Excerpt from a dataset:
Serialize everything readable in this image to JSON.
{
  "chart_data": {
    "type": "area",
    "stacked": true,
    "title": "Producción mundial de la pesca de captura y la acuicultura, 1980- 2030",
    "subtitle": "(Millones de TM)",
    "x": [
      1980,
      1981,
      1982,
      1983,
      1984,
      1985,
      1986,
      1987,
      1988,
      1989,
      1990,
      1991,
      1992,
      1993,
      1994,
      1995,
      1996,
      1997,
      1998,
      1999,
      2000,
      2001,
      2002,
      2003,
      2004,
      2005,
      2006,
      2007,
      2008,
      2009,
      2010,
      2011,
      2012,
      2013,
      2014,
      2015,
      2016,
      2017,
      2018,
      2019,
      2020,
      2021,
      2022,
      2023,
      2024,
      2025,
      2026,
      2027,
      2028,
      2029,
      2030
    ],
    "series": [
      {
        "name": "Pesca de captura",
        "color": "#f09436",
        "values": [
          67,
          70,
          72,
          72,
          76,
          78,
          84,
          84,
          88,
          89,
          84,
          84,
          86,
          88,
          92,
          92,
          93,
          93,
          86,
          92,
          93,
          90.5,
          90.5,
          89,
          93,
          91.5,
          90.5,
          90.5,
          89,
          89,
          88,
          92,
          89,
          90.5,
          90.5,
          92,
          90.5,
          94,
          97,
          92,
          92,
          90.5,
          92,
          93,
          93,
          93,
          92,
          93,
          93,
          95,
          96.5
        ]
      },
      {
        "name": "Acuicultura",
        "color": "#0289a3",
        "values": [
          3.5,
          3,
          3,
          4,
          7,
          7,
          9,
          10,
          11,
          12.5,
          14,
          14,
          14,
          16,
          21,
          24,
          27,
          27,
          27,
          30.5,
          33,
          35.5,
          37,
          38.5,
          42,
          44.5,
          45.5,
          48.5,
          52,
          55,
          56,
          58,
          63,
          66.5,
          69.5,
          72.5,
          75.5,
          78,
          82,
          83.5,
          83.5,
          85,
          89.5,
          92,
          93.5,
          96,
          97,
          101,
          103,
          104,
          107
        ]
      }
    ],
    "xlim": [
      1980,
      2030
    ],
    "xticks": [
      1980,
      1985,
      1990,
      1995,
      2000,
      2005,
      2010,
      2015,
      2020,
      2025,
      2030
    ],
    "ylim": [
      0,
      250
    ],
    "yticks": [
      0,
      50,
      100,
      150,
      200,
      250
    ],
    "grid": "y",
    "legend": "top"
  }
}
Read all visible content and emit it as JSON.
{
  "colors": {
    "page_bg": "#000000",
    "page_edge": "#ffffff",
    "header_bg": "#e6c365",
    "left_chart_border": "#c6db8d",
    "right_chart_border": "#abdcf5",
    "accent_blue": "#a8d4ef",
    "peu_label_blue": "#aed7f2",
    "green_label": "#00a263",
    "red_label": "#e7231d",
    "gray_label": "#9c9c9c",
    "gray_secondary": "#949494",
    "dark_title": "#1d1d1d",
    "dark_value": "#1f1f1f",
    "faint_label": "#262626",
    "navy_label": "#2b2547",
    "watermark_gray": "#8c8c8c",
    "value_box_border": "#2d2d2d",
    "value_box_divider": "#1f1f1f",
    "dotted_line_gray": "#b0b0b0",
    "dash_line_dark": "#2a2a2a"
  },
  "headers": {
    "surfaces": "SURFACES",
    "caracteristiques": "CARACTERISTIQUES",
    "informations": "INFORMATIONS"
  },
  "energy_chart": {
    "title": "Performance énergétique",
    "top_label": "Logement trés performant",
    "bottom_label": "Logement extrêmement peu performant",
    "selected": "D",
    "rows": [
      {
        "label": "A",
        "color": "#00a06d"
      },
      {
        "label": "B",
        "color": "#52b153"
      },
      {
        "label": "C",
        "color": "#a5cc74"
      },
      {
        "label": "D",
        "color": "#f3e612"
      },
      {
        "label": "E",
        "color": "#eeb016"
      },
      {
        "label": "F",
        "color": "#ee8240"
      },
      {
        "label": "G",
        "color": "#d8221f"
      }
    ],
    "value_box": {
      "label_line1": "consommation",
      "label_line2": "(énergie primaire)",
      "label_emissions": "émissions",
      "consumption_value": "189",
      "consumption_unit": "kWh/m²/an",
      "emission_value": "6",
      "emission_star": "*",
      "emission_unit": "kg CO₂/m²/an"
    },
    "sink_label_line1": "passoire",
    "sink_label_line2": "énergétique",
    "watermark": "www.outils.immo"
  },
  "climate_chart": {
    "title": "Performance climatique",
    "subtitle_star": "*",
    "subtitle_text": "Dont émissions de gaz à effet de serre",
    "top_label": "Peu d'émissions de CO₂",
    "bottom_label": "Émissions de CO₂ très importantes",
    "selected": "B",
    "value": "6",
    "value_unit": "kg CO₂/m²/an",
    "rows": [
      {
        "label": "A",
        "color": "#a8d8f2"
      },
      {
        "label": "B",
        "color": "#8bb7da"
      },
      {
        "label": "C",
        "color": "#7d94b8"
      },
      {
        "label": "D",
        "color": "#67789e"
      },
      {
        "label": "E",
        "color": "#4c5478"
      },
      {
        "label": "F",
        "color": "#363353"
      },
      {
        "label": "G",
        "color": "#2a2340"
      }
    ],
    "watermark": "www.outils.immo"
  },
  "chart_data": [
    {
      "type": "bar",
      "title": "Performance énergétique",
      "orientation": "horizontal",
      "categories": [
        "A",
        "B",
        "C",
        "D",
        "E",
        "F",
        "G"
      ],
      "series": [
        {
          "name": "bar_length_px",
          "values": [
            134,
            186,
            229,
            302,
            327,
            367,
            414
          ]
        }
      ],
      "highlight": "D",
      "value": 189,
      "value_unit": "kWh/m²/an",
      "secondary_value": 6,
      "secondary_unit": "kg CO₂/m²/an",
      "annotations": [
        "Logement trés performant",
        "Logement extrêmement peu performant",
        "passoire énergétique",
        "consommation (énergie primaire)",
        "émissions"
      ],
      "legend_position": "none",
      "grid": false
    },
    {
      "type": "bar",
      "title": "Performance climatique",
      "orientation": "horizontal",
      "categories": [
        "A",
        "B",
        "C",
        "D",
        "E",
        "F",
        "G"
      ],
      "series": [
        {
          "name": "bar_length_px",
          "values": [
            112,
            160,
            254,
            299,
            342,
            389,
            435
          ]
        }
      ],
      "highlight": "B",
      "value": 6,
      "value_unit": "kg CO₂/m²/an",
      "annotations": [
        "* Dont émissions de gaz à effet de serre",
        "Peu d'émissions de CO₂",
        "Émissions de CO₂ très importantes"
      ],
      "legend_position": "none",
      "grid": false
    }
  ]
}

» Work required:
Take the material above and return all of it exactly.

» Written reply:
Serialize everything readable in this image to JSON.
{
  "chart_data": {
    "type": "area",
    "stacked": true,
    "title": "Producción mundial de la pesca de captura y la acuicultura, 1980- 2030",
    "subtitle": "(Millones de TM)",
    "x": [
      1980,
      1981,
      1982,
      1983,
      1984,
      1985,
      1986,
      1987,
      1988,
      1989,
      1990,
      1991,
      1992,
      1993,
      1994,
      1995,
      1996,
      1997,
      1998,
      1999,
      2000,
      2001,
      2002,
      2003,
      2004,
      2005,
      2006,
      2007,
      2008,
      2009,
      2010,
      2011,
      2012,
      2013,
      2014,
      2015,
      2016,
      2017,
      2018,
      2019,
      2020,
      2021,
      2022,
      2023,
      2024,
      2025,
      2026,
      2027,
      2028,
      2029,
      2030
    ],
    "series": [
      {
        "name": "Pesca de captura",
        "color": "#f09436",
        "values": [
          67,
          70,
          72,
          72,
          76,
          78,
          84,
          84,
          88,
          89,
          84,
          84,
          86,
          88,
          92,
          92,
          93,
          93,
          86,
          92,
          93,
          90.5,
          90.5,
          89,
          93,
          91.5,
          90.5,
          90.5,
          89,
          89,
          88,
          92,
          89,
          90.5,
          90.5,
          92,
          90.5,
          94,
          97,
          92,
          92,
          90.5,
          92,
          93,
          93,
          93,
          92,
          93,
          93,
          95,
          96.5
        ]
      },
      {
        "name": "Acuicultura",
        "color": "#0289a3",
        "values": [
          3.5,
          3,
          3,
          4,
          7,
          7,
          9,
          10,
          11,
          12.5,
          14,
          14,
          14,
          16,
          21,
          24,
          27,
          27,
          27,
          30.5,
          33,
          35.5,
          37,
          38.5,
          42,
          44.5,
          45.5,
          48.5,
          52,
          55,
          56,
          58,
          63,
          66.5,
          69.5,
          72.5,
          75.5,
          78,
          82,
          83.5,
          83.5,
          85,
          89.5,
          92,
          93.5,
          96,
          97,
          101,
          103,
          104,
          107
        ]
      }
    ],
    "xlim": [
      1980,
      2030
    ],
    "xticks": [
      1980,
      1985,
      1990,
      1995,
      2000,
      2005,
      2010,
      2015,
      2020,
      2025,
      2030
    ],
    "ylim": [
      0,
      250
    ],
    "yticks": [
      0,
      50,
      100,
      150,
      200,
      250
    ],
    "grid": "y",
    "legend": "top"
  }
}
Read all visible content and emit it as JSON.
{
  "colors": {
    "page_bg": "#000000",
    "page_edge": "#ffffff",
    "header_bg": "#e6c365",
    "left_chart_border": "#c6db8d",
    "right_chart_border": "#abdcf5",
    "accent_blue": "#a8d4ef",
    "peu_label_blue": "#aed7f2",
    "green_label": "#00a263",
    "red_label": "#e7231d",
    "gray_label": "#9c9c9c",
    "gray_secondary": "#949494",
    "dark_title": "#1d1d1d",
    "dark_value": "#1f1f1f",
    "faint_label": "#262626",
    "navy_label": "#2b2547",
    "watermark_gray": "#8c8c8c",
    "value_box_border": "#2d2d2d",
    "value_box_divider": "#1f1f1f",
    "dotted_line_gray": "#b0b0b0",
    "dash_line_dark": "#2a2a2a"
  },
  "headers": {
    "surfaces": "SURFACES",
    "caracteristiques": "CARACTERISTIQUES",
    "informations": "INFORMATIONS"
  },
  "energy_chart": {
    "title": "Performance énergétique",
    "top_label": "Logement trés performant",
    "bottom_label": "Logement extrêmement peu performant",
    "selected": "D",
    "rows": [
      {
        "label": "A",
        "color": "#00a06d"
      },
      {
        "label": "B",
        "color": "#52b153"
      },
      {
        "label": "C",
        "color": "#a5cc74"
      },
      {
        "label": "D",
        "color": "#f3e612"
      },
      {
        "label": "E",
        "color": "#eeb016"
      },
      {
        "label": "F",
        "color": "#ee8240"
      },
      {
        "label": "G",
        "color": "#d8221f"
      }
    ],
    "value_box": {
      "label_line1": "consommation",
      "label_line2": "(énergie primaire)",
      "label_emissions": "émissions",
      "consumption_value": "189",
      "consumption_unit": "kWh/m²/an",
      "emission_value": "6",
      "emission_star": "*",
      "emission_unit": "kg CO₂/m²/an"
    },
    "sink_label_line1": "passoire",
    "sink_label_line2": "énergétique",
    "watermark": "www.outils.immo"
  },
  "climate_chart": {
    "title": "Performance climatique",
    "subtitle_star": "*",
    "subtitle_text": "Dont émissions de gaz à effet de serre",
    "top_label": "Peu d'émissions de CO₂",
    "bottom_label": "Émissions de CO₂ très importantes",
    "selected": "B",
    "value": "6",
    "value_unit": "kg CO₂/m²/an",
    "rows": [
      {
        "label": "A",
        "color": "#a8d8f2"
      },
      {
        "label": "B",
        "color": "#8bb7da"
      },
      {
        "label": "C",
        "color": "#7d94b8"
      },
      {
        "label": "D",
        "color": "#67789e"
      },
      {
        "label": "E",
        "color": "#4c5478"
      },
      {
        "label": "F",
        "color": "#363353"
      },
      {
        "label": "G",
        "color": "#2a2340"
      }
    ],
    "watermark": "www.outils.immo"
  },
  "chart_data": [
    {
      "type": "bar",
      "title": "Performance énergétique",
      "orientation": "horizontal",
      "categories": [
        "A",
        "B",
        "C",
        "D",
        "E",
        "F",
        "G"
      ],
      "series": [
        {
          "name": "bar_length_px",
          "values": [
            134,
            186,
            229,
            302,
            327,
            367,
            414
          ]
        }
      ],
      "highlight": "D",
      "value": 189,
      "value_unit": "kWh/m²/an",
      "secondary_value": 6,
      "secondary_unit": "kg CO₂/m²/an",
      "annotations": [
        "Logement trés performant",
        "Logement extrêmement peu performant",
        "passoire énergétique",
        "consommation (énergie primaire)",
        "émissions"
      ],
      "legend_position": "none",
      "grid": false
    },
    {
      "type": "bar",
      "title": "Performance climatique",
      "orientation": "horizontal",
      "categories": [
        "A",
        "B",
        "C",
        "D",
        "E",
        "F",
        "G"
      ],
      "series": [
        {
          "name": "bar_length_px",
          "values": [
            112,
            160,
            254,
            299,
            342,
            389,
            435
          ]
        }
      ],
      "highlight": "B",
      "value": 6,
      "value_unit": "kg CO₂/m²/an",
      "annotations": [
        "* Dont émissions de gaz à effet de serre",
        "Peu d'émissions de CO₂",
        "Émissions de CO₂ très importantes"
      ],
      "legend_position": "none",
      "grid": false
    }
  ]
}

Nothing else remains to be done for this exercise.